_EXERCISE BRIEF_: Filter the entries below, keeping every line that has the word "пожарной".

Extracted data entries:
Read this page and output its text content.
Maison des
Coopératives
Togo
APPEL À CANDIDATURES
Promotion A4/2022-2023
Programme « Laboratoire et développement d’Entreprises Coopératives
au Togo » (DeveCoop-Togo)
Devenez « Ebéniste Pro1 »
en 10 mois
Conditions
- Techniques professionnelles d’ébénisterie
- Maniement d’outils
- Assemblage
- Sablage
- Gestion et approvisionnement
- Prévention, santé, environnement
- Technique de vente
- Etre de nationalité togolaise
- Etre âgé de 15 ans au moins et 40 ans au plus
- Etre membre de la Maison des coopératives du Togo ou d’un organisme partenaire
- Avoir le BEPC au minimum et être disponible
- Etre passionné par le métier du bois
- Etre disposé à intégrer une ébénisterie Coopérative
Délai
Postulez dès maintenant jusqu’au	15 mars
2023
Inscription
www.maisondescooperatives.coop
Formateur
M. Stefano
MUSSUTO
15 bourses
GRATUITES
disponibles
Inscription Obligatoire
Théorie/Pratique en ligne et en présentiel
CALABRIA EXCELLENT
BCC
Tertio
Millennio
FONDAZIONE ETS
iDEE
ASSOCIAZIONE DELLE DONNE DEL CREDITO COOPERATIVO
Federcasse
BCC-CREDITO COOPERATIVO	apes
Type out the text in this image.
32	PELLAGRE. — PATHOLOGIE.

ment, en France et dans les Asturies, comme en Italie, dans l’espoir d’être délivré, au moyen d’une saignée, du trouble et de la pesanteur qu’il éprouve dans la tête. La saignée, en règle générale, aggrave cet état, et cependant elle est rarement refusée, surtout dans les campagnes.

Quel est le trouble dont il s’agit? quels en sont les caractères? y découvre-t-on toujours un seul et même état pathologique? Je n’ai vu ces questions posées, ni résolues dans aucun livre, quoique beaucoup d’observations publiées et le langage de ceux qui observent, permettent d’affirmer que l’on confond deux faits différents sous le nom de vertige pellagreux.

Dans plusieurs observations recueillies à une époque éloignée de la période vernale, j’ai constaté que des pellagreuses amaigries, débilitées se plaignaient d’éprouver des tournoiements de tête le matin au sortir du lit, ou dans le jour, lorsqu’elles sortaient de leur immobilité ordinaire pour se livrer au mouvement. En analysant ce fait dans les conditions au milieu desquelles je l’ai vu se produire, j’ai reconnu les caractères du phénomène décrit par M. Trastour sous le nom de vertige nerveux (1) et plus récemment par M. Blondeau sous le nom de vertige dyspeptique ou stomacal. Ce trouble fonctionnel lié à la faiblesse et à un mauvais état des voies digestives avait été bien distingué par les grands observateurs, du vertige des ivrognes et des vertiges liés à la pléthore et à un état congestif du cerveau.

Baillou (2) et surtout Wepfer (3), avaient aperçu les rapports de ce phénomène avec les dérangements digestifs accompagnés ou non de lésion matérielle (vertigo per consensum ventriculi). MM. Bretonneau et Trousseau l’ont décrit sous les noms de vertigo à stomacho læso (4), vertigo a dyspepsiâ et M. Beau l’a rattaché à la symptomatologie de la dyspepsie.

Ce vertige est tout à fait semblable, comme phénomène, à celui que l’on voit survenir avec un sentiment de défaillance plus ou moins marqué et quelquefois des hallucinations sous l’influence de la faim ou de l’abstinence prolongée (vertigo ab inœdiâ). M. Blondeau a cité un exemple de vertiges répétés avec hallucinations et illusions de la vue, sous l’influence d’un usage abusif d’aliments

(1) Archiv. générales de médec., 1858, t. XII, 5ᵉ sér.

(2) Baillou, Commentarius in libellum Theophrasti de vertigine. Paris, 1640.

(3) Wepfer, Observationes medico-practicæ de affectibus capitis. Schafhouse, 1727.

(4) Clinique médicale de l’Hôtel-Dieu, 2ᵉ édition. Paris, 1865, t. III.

---

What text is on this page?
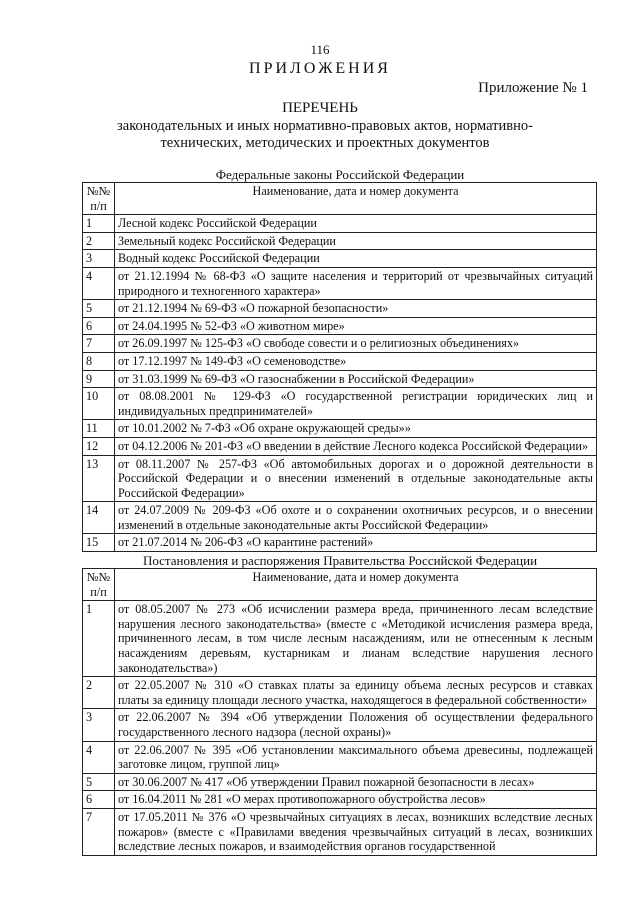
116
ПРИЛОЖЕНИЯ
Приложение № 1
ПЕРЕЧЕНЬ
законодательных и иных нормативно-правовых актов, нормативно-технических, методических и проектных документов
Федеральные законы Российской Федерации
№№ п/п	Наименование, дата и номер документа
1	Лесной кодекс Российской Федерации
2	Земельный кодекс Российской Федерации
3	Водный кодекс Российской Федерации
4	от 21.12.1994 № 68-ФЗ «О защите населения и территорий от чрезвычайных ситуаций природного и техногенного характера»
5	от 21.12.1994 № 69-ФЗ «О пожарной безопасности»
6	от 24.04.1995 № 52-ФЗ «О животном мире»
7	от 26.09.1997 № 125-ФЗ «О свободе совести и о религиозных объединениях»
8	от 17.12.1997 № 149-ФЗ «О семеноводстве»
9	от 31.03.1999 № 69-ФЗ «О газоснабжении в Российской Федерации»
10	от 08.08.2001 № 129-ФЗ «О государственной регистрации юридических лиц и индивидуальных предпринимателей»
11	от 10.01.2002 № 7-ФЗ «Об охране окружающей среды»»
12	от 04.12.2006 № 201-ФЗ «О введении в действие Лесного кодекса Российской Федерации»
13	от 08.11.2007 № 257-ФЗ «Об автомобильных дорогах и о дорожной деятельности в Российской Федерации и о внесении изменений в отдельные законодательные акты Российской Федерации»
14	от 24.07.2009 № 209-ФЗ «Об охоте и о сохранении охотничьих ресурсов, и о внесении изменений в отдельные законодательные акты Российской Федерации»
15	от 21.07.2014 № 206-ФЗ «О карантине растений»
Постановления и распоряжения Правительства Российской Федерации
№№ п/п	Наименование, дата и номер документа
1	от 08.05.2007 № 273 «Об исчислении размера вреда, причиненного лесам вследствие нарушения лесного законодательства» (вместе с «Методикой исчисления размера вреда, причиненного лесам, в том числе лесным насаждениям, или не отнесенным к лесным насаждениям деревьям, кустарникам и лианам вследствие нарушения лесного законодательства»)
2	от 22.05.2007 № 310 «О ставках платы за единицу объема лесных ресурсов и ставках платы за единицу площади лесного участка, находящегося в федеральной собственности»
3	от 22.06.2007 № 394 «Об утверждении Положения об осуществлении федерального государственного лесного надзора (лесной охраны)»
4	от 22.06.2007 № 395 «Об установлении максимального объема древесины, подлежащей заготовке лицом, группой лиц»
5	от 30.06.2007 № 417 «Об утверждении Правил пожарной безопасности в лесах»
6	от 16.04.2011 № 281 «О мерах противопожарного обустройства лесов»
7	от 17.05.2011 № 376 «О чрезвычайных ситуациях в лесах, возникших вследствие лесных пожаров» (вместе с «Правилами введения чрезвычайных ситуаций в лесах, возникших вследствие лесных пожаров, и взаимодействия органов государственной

_SOLUTION_:
5	от 21.12.1994 № 69-ФЗ «О пожарной безопасности»
5	от 30.06.2007 № 417 «Об утверждении Правил пожарной безопасности в лесах»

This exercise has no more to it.